═════ DATA ═════
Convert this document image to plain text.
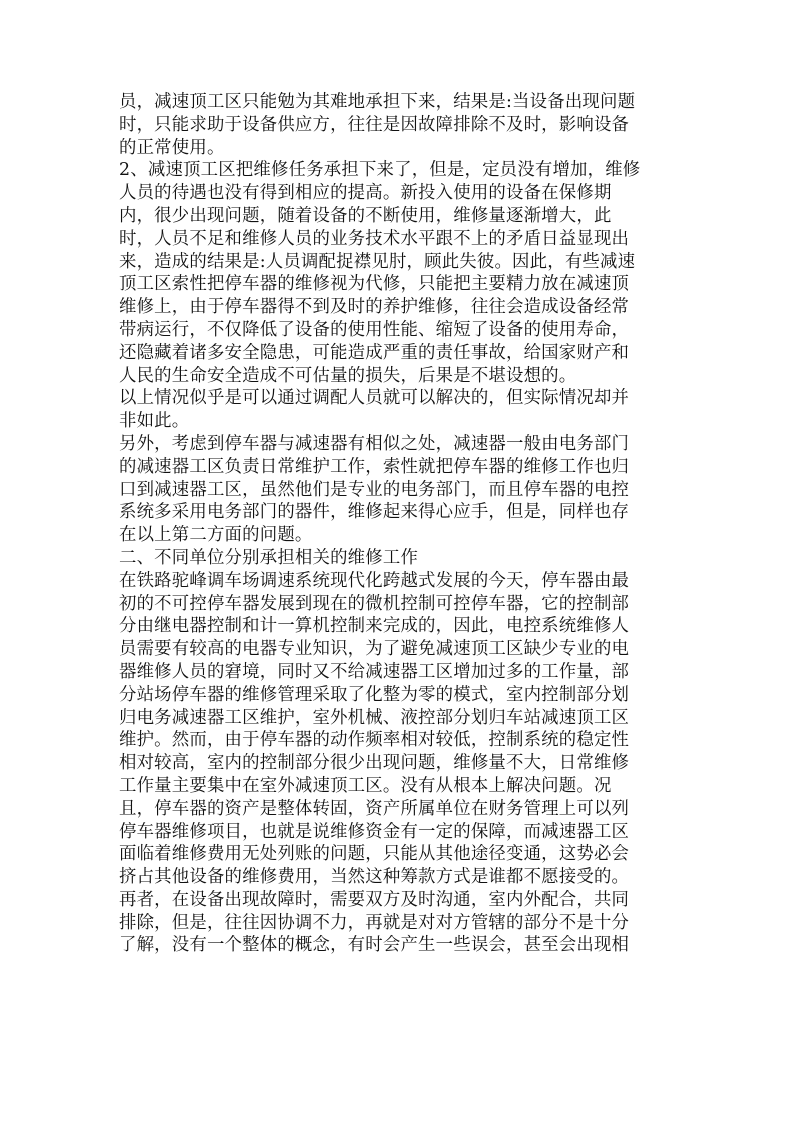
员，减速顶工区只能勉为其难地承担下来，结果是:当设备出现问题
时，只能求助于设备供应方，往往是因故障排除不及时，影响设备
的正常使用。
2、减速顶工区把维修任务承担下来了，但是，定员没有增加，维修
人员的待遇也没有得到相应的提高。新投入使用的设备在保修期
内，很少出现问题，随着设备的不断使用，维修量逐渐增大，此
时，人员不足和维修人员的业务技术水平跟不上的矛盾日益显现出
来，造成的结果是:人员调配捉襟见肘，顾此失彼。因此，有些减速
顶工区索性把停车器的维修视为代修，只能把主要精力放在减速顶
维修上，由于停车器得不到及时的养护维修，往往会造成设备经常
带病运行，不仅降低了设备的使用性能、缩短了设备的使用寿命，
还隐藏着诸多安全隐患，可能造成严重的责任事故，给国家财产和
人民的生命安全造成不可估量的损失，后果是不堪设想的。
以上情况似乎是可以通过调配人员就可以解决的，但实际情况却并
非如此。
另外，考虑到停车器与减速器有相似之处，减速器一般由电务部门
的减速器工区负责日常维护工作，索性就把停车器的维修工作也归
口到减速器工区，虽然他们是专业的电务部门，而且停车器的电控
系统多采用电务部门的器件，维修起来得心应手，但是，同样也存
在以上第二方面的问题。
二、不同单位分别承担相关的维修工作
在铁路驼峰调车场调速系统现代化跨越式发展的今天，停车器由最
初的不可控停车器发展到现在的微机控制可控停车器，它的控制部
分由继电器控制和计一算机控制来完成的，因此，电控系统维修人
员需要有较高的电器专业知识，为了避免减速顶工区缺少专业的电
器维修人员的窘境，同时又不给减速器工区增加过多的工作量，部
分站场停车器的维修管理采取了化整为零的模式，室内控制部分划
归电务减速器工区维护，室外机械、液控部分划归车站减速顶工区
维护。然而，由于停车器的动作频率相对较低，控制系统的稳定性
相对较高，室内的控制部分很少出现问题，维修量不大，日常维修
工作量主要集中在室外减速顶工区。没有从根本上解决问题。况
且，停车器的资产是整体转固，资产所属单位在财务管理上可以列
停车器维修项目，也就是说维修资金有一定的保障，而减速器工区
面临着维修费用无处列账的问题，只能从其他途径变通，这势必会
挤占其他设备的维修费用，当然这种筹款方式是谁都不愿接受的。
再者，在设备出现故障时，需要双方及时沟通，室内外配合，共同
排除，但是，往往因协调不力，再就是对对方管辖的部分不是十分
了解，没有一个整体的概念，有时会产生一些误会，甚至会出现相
═════
● **WHAT TO WORK ON**
Transcribe every line in the entries above, taking out only the images.

● **RESPONSE TO THE EXERCISE**
Convert this document image to plain text.
员，减速顶工区只能勉为其难地承担下来，结果是:当设备出现问题
时，只能求助于设备供应方，往往是因故障排除不及时，影响设备
的正常使用。
2、减速顶工区把维修任务承担下来了，但是，定员没有增加，维修
人员的待遇也没有得到相应的提高。新投入使用的设备在保修期
内，很少出现问题，随着设备的不断使用，维修量逐渐增大，此
时，人员不足和维修人员的业务技术水平跟不上的矛盾日益显现出
来，造成的结果是:人员调配捉襟见肘，顾此失彼。因此，有些减速
顶工区索性把停车器的维修视为代修，只能把主要精力放在减速顶
维修上，由于停车器得不到及时的养护维修，往往会造成设备经常
带病运行，不仅降低了设备的使用性能、缩短了设备的使用寿命，
还隐藏着诸多安全隐患，可能造成严重的责任事故，给国家财产和
人民的生命安全造成不可估量的损失，后果是不堪设想的。
以上情况似乎是可以通过调配人员就可以解决的，但实际情况却并
非如此。
另外，考虑到停车器与减速器有相似之处，减速器一般由电务部门
的减速器工区负责日常维护工作，索性就把停车器的维修工作也归
口到减速器工区，虽然他们是专业的电务部门，而且停车器的电控
系统多采用电务部门的器件，维修起来得心应手，但是，同样也存
在以上第二方面的问题。
二、不同单位分别承担相关的维修工作
在铁路驼峰调车场调速系统现代化跨越式发展的今天，停车器由最
初的不可控停车器发展到现在的微机控制可控停车器，它的控制部
分由继电器控制和计一算机控制来完成的，因此，电控系统维修人
员需要有较高的电器专业知识，为了避免减速顶工区缺少专业的电
器维修人员的窘境，同时又不给减速器工区增加过多的工作量，部
分站场停车器的维修管理采取了化整为零的模式，室内控制部分划
归电务减速器工区维护，室外机械、液控部分划归车站减速顶工区
维护。然而，由于停车器的动作频率相对较低，控制系统的稳定性
相对较高，室内的控制部分很少出现问题，维修量不大，日常维修
工作量主要集中在室外减速顶工区。没有从根本上解决问题。况
且，停车器的资产是整体转固，资产所属单位在财务管理上可以列
停车器维修项目，也就是说维修资金有一定的保障，而减速器工区
面临着维修费用无处列账的问题，只能从其他途径变通，这势必会
挤占其他设备的维修费用，当然这种筹款方式是谁都不愿接受的。
再者，在设备出现故障时，需要双方及时沟通，室内外配合，共同
排除，但是，往往因协调不力，再就是对对方管辖的部分不是十分
了解，没有一个整体的概念，有时会产生一些误会，甚至会出现相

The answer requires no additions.